In this introductory chapter, we briefly present the types of seismic waves and different noise sources within the oceans. We then explain the tools for recording ocean noise and give an overview (nonexhaustive) of common data processing methods to familiarize the reader with the concepts discussed in the following chapters. We also offer short summaries of each chapter and finish with a subsection on the future directions of seismoacoustic noise research.
“A seismic wave is an elastic wave generated by an impulse such as an earthquake or an explosion” (https://www.usgs.gov/media/images/what-was-richter-scale). Seismic waves can travel within the Earth’s subsurface, where they are called body waves, or along Earth’s surfaces, where they are called surface waves.
Body waves include primary waves (P‐waves) and secondary waves (S‐waves). P‐waves are compressional waves that travel and displace particles longitudinally, parallel to the direction of the propagating wave. They travel faster than other waves and can propagate in all types of material, including liquids. P‐waves are also called acoustic waves because they travel as pressure fluctuations in fluids. S‐waves, also called shear waves, travel and displace particles transversely, perpendicular to the direction of propagation. Their speed is related to the medium's shear modulus; therefore, they do not travel in liquids, as liquids do not have any shear strength. In an anisotropic medium where, for example, the mineral crystals have varying properties in different directions (i.e., lattice‐preferred orientation) or the medium is made of thin layers of contrasting properties (i.e., shape‐preferred orientation), S‐wave splitting (or S‐wave birefringence) occurs. Here, S‐waves split into two phases: the first phase is polarized parallel to the preferred alignment (e.g., the longer mineral axis or parallel to the layering) and travels faster, and the second phase is polarized perpendicular to the alignment and propagates more slowly (Crampin, 1985).
Figure 1.1 (a, d) A crab and an octopus interacting with the geophones of an ocean‐bottom seismometer. (b, e) The associated waveforms. (c, f) The spectrograms. Batsi et al. (2019) / with permission from John Wiley & Sons.
Figure 1.2 Cartoon illustrating the ocean noise sources.
In addition to P‐ and S‐waves, Biot’s theory (Biot, 1956), which describes wave propagation in a porous medium fully saturated with a fluid (e.g., a solid frame and the fluid), predicts the presence of a slow compressional wave due to a 180‐degree out‐of‐phase movement of the fluid and the solid phase. The presence of these slow compressional waves is shown theoretically, but they have not been observed on seismograms.

··········

(Objective a):
According to the seismic wave passage, why are P-waves also called acoustic waves?
The entries that follow are unrelated to the seismic wave passage.

(Stored records):
··········

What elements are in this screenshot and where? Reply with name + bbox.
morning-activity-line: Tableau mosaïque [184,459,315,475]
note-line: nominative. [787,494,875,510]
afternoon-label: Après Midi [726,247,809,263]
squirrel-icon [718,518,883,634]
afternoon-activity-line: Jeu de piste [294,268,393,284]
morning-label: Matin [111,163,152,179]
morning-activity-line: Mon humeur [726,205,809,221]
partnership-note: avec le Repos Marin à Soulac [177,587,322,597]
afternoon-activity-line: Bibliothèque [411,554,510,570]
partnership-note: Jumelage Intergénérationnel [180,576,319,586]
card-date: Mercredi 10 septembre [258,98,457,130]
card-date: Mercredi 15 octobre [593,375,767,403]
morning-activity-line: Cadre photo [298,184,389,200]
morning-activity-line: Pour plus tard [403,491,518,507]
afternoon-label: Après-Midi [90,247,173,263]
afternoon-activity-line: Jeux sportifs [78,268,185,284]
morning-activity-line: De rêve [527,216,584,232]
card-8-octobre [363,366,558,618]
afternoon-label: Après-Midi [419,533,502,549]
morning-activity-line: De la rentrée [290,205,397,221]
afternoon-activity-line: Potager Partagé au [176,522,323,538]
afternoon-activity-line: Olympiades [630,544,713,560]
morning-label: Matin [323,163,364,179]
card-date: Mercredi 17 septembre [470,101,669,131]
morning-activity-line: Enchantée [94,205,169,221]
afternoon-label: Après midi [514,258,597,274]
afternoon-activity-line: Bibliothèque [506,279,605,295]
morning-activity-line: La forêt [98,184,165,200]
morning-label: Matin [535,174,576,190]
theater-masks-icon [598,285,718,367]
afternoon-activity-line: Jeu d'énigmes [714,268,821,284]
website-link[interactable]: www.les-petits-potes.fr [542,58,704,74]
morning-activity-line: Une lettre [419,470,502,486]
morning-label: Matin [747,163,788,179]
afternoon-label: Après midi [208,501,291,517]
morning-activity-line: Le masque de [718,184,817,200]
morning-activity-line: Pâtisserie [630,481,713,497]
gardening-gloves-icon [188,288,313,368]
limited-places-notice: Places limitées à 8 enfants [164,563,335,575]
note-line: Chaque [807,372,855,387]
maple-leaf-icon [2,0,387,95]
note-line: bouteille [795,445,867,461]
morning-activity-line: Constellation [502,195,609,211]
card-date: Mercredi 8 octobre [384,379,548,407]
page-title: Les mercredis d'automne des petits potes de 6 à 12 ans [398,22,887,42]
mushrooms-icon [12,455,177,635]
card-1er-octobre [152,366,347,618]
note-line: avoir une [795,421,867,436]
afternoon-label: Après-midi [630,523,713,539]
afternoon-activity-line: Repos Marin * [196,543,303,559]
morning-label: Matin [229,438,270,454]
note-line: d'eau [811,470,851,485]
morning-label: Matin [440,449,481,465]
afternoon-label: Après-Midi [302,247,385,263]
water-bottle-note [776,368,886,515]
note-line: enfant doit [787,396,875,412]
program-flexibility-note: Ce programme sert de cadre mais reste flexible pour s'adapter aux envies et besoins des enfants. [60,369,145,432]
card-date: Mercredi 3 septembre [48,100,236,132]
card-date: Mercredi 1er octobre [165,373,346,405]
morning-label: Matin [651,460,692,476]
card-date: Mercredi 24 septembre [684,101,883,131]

··········

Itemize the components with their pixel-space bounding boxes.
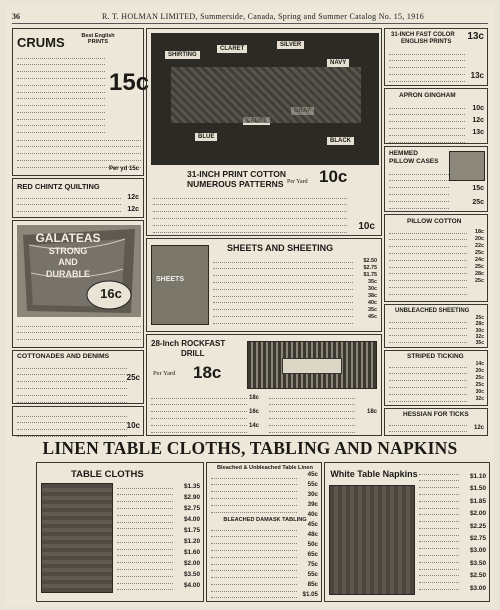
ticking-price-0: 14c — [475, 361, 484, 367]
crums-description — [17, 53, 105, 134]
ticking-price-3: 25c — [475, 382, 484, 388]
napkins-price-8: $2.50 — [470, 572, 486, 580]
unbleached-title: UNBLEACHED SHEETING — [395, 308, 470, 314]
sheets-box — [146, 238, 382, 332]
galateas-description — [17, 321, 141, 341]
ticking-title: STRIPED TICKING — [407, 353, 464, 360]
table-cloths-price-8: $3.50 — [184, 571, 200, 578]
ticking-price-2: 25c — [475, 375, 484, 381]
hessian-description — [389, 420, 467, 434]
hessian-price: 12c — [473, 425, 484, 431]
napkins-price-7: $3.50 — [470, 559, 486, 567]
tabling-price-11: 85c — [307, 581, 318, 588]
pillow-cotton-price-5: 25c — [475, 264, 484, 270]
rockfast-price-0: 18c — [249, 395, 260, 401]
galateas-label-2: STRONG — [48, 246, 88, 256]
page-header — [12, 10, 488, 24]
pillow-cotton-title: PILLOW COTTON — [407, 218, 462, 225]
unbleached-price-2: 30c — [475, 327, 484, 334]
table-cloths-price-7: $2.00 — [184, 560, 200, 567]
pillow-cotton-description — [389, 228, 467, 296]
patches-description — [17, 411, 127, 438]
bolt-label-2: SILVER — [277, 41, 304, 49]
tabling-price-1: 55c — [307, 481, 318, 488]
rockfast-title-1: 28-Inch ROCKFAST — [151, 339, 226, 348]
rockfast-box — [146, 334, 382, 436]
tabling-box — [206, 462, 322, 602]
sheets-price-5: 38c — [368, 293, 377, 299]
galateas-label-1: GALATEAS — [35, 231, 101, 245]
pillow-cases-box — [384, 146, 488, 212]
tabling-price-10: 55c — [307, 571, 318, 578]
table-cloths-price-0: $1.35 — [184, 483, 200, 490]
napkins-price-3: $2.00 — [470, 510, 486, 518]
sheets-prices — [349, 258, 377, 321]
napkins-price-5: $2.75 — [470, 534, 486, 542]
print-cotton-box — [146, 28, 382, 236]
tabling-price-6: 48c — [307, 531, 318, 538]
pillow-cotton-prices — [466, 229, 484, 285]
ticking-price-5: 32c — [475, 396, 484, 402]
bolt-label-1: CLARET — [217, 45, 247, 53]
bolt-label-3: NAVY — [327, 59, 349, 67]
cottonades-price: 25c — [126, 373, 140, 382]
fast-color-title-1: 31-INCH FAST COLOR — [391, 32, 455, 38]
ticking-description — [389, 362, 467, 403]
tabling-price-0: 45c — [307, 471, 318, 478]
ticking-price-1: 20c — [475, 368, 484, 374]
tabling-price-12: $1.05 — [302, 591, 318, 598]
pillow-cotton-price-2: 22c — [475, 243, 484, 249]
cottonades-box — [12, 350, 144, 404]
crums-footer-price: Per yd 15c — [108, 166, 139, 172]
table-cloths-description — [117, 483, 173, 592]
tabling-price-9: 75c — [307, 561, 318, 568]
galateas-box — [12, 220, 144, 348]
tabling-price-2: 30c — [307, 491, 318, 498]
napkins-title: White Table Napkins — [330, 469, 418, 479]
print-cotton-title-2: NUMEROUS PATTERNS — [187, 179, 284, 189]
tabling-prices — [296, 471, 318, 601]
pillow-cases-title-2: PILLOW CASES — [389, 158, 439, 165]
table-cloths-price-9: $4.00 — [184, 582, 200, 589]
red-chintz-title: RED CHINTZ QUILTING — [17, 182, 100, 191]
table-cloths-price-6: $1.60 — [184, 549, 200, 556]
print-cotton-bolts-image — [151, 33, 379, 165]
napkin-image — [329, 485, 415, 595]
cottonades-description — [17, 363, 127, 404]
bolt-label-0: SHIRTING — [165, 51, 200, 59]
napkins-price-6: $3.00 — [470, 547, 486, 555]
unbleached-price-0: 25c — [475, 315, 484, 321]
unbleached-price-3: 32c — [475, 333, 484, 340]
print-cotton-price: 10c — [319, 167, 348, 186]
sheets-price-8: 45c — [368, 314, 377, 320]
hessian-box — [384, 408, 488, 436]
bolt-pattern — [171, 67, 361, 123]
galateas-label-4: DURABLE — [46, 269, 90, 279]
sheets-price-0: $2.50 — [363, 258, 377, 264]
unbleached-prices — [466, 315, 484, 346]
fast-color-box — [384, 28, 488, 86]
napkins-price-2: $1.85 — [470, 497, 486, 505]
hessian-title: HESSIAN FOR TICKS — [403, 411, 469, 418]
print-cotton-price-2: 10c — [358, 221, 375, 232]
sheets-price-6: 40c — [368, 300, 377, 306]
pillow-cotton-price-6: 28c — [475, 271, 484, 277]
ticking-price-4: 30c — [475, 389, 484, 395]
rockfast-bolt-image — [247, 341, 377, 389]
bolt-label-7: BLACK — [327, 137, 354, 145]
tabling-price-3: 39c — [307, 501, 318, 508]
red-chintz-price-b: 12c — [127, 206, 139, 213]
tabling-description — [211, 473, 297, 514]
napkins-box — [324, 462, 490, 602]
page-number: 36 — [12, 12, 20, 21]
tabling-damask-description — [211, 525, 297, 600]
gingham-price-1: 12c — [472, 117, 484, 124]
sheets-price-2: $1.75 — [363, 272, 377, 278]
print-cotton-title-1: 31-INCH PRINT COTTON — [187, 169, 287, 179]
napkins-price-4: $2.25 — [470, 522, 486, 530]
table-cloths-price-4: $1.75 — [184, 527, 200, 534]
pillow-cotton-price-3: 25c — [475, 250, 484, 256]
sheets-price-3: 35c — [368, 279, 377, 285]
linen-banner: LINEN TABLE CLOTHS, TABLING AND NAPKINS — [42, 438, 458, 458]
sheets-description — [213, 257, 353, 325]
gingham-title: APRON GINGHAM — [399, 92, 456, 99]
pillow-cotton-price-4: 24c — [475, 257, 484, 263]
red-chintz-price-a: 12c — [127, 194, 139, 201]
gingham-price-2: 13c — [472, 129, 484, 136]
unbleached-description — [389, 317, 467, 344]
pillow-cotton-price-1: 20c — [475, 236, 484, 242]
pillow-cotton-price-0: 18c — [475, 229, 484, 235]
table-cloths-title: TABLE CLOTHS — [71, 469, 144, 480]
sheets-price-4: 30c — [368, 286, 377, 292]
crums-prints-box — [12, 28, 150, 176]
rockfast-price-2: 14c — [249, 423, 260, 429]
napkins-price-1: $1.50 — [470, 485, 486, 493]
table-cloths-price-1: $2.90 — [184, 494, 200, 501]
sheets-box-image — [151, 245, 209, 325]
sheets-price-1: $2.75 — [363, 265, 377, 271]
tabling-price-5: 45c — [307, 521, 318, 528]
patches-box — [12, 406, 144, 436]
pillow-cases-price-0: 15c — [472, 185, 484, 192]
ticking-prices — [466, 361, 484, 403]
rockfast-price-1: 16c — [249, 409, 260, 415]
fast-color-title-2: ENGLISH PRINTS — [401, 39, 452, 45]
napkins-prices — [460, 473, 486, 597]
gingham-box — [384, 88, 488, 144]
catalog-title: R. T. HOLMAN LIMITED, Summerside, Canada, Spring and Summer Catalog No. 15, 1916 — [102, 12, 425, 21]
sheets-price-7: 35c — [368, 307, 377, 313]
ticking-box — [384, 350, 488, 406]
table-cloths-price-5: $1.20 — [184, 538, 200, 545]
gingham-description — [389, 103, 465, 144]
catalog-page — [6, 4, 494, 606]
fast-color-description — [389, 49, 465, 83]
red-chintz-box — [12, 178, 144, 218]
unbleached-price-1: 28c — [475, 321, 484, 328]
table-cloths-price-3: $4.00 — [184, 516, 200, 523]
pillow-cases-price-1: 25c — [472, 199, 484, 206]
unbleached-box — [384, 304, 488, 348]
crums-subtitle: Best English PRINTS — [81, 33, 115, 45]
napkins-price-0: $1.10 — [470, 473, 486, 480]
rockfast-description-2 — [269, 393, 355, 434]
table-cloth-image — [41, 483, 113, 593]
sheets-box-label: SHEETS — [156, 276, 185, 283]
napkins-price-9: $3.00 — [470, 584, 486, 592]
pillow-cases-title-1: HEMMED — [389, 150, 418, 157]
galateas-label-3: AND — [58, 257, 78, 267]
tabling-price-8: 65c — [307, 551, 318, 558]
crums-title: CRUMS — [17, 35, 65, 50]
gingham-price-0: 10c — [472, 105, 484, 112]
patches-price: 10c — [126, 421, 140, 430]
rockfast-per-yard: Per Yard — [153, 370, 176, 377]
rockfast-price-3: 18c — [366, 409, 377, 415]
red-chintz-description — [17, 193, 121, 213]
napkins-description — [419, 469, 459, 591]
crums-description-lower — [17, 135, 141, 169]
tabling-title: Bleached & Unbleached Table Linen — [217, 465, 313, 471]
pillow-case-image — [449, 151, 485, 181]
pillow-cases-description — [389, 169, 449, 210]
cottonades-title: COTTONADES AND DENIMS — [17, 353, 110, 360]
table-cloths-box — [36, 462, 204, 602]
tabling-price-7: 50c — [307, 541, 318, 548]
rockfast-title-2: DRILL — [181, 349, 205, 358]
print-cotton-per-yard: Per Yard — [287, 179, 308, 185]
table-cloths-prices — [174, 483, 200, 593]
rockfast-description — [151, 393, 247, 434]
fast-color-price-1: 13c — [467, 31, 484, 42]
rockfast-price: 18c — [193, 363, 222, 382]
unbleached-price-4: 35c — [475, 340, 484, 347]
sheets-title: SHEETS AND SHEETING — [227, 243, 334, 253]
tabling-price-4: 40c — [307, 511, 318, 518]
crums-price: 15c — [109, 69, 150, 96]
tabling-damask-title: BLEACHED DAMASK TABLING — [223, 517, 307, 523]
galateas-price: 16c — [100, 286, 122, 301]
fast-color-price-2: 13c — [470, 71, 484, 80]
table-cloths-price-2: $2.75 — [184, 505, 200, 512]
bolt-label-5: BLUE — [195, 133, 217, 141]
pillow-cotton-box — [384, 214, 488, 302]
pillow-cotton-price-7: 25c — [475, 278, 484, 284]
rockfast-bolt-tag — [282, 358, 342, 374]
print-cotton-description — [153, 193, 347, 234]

··········

(Objective b):
List every line of the entries that contains the string "enfants".

(Written answer a):
They travel as pressure fluctuations in fluids.

(Written answer b):
limited-places-notice: Places limitées à 8 enfants [164,563,335,575]
program-flexibility-note: Ce programme sert de cadre mais reste flexible pour s'adapter aux envies et besoins des enfants. [60,369,145,432]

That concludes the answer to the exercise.